— start Input rows —

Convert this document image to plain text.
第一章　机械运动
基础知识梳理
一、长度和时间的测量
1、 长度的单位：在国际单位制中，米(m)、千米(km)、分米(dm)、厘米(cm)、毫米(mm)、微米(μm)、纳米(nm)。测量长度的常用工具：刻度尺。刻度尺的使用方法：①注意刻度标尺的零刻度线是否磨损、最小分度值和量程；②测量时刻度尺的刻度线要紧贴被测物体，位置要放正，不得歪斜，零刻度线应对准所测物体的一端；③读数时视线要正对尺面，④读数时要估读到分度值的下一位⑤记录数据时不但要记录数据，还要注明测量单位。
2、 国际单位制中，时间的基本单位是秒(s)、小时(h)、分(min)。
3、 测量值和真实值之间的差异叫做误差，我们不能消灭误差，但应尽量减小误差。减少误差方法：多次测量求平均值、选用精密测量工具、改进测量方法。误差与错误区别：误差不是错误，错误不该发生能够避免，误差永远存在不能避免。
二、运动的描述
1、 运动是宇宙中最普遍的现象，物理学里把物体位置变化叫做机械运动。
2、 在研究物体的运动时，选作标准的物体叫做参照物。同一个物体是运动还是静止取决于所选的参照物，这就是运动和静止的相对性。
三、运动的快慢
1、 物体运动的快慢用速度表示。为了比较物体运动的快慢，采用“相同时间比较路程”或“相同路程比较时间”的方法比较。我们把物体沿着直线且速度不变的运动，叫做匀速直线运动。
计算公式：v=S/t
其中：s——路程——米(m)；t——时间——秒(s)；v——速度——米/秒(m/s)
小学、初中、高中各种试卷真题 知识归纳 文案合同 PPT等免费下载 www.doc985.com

— end Input rows —

Problem requirements — Retype the listing above in full, with no alterations.

Exercise output —
Convert this document image to plain text.
第一章　机械运动
基础知识梳理
一、长度和时间的测量
1、 长度的单位：在国际单位制中，米(m)、千米(km)、分米(dm)、厘米(cm)、毫米(mm)、微米(μm)、纳米(nm)。测量长度的常用工具：刻度尺。刻度尺的使用方法：①注意刻度标尺的零刻度线是否磨损、最小分度值和量程；②测量时刻度尺的刻度线要紧贴被测物体，位置要放正，不得歪斜，零刻度线应对准所测物体的一端；③读数时视线要正对尺面，④读数时要估读到分度值的下一位⑤记录数据时不但要记录数据，还要注明测量单位。
2、 国际单位制中，时间的基本单位是秒(s)、小时(h)、分(min)。
3、 测量值和真实值之间的差异叫做误差，我们不能消灭误差，但应尽量减小误差。减少误差方法：多次测量求平均值、选用精密测量工具、改进测量方法。误差与错误区别：误差不是错误，错误不该发生能够避免，误差永远存在不能避免。
二、运动的描述
1、 运动是宇宙中最普遍的现象，物理学里把物体位置变化叫做机械运动。
2、 在研究物体的运动时，选作标准的物体叫做参照物。同一个物体是运动还是静止取决于所选的参照物，这就是运动和静止的相对性。
三、运动的快慢
1、 物体运动的快慢用速度表示。为了比较物体运动的快慢，采用“相同时间比较路程”或“相同路程比较时间”的方法比较。我们把物体沿着直线且速度不变的运动，叫做匀速直线运动。
计算公式：v=S/t
其中：s——路程——米(m)；t——时间——秒(s)；v——速度——米/秒(m/s)
小学、初中、高中各种试卷真题 知识归纳 文案合同 PPT等免费下载 www.doc985.com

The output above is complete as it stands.